**Task prompt:** Show all lines of the listing that hold the word "Blantyre".

★ ★ ★ ★

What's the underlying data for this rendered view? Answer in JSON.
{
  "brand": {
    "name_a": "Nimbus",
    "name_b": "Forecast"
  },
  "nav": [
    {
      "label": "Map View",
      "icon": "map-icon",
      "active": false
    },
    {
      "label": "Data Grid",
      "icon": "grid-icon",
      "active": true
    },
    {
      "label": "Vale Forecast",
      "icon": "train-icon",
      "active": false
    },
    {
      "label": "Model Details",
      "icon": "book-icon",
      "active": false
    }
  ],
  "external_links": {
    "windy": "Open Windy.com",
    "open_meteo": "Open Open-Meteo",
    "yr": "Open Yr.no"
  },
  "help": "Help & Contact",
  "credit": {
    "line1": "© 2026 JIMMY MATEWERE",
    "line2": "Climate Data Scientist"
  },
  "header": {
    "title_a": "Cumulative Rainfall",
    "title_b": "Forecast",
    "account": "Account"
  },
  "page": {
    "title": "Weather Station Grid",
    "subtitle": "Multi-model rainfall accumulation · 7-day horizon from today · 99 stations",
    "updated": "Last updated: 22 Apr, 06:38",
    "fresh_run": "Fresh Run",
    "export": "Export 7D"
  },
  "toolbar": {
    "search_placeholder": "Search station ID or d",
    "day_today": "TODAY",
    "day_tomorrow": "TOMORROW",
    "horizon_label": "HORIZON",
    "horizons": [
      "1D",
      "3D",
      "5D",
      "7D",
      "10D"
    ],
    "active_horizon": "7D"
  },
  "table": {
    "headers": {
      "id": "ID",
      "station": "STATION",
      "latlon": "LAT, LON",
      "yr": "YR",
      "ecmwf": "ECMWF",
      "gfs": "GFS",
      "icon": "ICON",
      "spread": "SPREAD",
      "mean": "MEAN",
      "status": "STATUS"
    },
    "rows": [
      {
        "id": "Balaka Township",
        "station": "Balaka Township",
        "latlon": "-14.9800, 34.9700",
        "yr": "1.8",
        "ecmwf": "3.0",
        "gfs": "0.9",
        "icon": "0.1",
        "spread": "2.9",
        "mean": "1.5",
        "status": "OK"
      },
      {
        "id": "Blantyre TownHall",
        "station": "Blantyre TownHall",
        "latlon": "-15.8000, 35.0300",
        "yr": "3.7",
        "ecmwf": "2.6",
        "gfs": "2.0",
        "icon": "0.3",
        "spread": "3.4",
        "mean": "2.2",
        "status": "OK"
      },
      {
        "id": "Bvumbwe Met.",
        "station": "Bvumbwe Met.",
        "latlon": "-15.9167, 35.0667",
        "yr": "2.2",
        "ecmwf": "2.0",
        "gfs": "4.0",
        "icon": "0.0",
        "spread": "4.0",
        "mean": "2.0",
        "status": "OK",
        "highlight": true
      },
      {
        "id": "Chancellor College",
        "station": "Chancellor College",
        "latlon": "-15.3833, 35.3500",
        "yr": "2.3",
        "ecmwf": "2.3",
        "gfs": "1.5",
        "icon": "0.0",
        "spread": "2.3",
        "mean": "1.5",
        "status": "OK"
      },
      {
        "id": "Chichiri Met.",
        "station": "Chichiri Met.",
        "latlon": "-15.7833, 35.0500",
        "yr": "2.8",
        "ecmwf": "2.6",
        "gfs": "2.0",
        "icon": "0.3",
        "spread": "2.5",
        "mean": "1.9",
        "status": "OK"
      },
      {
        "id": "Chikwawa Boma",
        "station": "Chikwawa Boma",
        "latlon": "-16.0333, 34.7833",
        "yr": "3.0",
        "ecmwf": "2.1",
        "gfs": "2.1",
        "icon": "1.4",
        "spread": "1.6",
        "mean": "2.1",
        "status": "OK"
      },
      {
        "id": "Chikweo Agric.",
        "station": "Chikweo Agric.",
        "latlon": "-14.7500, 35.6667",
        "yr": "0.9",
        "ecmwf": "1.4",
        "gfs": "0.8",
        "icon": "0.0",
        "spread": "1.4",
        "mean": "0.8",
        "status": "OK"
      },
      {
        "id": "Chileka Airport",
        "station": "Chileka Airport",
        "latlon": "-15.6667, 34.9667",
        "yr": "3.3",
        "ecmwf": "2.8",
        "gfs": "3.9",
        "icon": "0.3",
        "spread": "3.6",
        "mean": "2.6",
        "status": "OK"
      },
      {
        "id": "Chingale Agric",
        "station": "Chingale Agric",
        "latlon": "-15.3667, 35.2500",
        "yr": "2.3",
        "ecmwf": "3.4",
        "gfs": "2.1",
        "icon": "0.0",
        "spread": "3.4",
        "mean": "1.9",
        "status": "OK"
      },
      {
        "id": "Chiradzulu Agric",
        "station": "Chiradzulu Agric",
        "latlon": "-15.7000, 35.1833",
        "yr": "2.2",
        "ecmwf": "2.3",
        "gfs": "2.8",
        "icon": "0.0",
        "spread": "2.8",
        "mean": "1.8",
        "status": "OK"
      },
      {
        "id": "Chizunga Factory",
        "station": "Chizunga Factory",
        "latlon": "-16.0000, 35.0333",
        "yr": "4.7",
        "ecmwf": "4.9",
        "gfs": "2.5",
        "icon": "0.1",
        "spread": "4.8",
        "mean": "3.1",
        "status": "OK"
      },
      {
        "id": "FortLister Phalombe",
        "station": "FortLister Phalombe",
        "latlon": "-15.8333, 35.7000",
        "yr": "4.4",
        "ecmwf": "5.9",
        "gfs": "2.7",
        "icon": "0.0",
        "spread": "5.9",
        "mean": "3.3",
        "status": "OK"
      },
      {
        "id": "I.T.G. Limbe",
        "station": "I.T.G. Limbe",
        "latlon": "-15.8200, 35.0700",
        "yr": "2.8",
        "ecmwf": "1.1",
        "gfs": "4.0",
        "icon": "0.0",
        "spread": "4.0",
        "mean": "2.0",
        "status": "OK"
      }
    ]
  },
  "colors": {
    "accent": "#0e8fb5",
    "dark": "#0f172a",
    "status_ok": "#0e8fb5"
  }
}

★ ★ ★ ★

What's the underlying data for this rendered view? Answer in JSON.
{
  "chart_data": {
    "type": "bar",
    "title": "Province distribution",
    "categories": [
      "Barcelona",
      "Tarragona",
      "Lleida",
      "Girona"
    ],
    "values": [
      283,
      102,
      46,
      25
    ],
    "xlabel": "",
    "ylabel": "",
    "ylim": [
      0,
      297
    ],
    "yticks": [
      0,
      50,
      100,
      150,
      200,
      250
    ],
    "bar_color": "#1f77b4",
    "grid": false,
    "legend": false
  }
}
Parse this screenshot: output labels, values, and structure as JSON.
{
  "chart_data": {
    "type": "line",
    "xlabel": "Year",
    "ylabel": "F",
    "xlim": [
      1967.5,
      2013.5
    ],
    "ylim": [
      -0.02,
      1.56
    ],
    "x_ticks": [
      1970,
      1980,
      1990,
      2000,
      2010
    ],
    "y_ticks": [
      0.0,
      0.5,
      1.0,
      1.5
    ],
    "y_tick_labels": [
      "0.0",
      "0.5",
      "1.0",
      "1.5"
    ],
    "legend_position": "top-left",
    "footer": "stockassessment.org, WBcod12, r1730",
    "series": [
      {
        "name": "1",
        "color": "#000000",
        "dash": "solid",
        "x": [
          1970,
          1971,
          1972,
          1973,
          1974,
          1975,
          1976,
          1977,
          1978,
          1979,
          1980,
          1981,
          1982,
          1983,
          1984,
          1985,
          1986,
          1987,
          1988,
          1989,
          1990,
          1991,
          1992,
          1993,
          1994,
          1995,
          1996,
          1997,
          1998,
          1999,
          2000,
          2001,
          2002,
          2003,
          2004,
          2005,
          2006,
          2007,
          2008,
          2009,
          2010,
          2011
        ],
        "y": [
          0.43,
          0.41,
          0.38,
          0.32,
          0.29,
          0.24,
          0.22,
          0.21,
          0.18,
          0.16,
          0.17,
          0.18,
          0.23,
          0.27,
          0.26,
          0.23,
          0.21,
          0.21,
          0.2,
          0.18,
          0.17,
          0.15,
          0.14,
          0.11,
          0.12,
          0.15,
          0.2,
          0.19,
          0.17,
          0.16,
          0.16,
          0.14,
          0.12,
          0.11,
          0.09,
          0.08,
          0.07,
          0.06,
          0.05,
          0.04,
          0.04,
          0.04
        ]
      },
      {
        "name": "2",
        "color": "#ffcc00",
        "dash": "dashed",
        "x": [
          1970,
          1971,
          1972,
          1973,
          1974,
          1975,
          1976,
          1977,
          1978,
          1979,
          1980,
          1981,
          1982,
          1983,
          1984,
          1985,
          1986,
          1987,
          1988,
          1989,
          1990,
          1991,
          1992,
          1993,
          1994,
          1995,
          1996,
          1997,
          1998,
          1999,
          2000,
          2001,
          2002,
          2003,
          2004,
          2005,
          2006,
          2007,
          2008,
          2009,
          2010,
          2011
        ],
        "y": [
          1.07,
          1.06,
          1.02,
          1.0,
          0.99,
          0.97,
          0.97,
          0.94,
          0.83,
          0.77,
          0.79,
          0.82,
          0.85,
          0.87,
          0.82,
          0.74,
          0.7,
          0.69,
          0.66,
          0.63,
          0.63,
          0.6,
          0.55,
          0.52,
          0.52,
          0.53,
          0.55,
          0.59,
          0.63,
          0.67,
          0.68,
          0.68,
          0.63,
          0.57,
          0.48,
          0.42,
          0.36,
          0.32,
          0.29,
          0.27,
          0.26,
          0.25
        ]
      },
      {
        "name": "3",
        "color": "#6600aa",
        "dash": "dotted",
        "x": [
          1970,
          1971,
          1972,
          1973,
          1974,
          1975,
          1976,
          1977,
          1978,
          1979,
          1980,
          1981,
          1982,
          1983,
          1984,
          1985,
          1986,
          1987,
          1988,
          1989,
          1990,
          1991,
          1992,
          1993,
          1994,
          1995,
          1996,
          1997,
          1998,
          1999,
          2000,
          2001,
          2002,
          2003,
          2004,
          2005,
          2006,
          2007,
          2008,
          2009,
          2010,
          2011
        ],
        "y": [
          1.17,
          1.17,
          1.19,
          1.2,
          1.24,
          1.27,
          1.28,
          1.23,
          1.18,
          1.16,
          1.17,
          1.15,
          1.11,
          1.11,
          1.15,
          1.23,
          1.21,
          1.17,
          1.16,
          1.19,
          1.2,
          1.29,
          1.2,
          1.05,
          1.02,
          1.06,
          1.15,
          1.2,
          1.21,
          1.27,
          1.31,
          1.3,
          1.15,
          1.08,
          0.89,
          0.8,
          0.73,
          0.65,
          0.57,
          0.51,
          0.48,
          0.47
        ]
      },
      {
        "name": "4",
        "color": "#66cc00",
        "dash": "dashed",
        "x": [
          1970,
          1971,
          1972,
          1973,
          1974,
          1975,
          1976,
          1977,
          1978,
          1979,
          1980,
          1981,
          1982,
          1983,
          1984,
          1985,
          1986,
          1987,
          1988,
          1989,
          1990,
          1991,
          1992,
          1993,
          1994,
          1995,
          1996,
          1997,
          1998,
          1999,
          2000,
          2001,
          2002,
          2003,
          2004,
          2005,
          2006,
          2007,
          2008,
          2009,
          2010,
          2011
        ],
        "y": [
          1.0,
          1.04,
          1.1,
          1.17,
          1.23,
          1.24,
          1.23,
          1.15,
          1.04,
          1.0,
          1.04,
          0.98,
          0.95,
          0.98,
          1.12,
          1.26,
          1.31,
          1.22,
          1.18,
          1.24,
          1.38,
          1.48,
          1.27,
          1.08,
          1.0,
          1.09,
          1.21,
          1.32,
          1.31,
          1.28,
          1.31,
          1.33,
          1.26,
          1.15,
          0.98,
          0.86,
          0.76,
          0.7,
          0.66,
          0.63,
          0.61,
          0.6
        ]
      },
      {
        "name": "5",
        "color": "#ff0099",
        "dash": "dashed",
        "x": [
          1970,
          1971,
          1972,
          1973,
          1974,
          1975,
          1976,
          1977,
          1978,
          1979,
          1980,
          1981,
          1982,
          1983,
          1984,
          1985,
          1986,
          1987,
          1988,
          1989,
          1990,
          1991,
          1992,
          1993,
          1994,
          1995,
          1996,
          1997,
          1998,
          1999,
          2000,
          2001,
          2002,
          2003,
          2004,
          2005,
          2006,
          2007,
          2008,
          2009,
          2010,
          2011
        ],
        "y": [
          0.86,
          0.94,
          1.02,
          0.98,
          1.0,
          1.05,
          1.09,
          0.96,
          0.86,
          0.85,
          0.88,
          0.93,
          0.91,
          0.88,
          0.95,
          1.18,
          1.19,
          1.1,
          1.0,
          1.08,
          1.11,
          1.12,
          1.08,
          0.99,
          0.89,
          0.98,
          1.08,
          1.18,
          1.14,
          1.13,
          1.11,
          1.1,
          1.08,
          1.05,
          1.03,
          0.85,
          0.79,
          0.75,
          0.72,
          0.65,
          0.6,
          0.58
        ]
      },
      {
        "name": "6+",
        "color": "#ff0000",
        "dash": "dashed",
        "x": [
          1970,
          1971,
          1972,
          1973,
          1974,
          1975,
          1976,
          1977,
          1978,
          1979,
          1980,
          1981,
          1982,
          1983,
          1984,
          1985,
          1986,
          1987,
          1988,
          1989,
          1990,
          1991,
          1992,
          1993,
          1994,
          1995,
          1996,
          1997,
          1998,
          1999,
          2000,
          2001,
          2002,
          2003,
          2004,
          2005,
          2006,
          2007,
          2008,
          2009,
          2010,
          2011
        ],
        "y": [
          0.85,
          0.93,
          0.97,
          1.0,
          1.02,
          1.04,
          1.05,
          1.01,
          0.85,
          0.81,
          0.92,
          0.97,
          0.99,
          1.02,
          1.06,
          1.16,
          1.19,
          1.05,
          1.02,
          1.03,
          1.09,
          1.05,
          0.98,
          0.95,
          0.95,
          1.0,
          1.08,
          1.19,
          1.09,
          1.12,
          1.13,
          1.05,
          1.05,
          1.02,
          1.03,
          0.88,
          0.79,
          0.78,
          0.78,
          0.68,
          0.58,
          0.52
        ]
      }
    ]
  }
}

★ ★ ★ ★

**Exercise answer:**
        "id": "Blantyre TownHall",
        "station": "Blantyre TownHall",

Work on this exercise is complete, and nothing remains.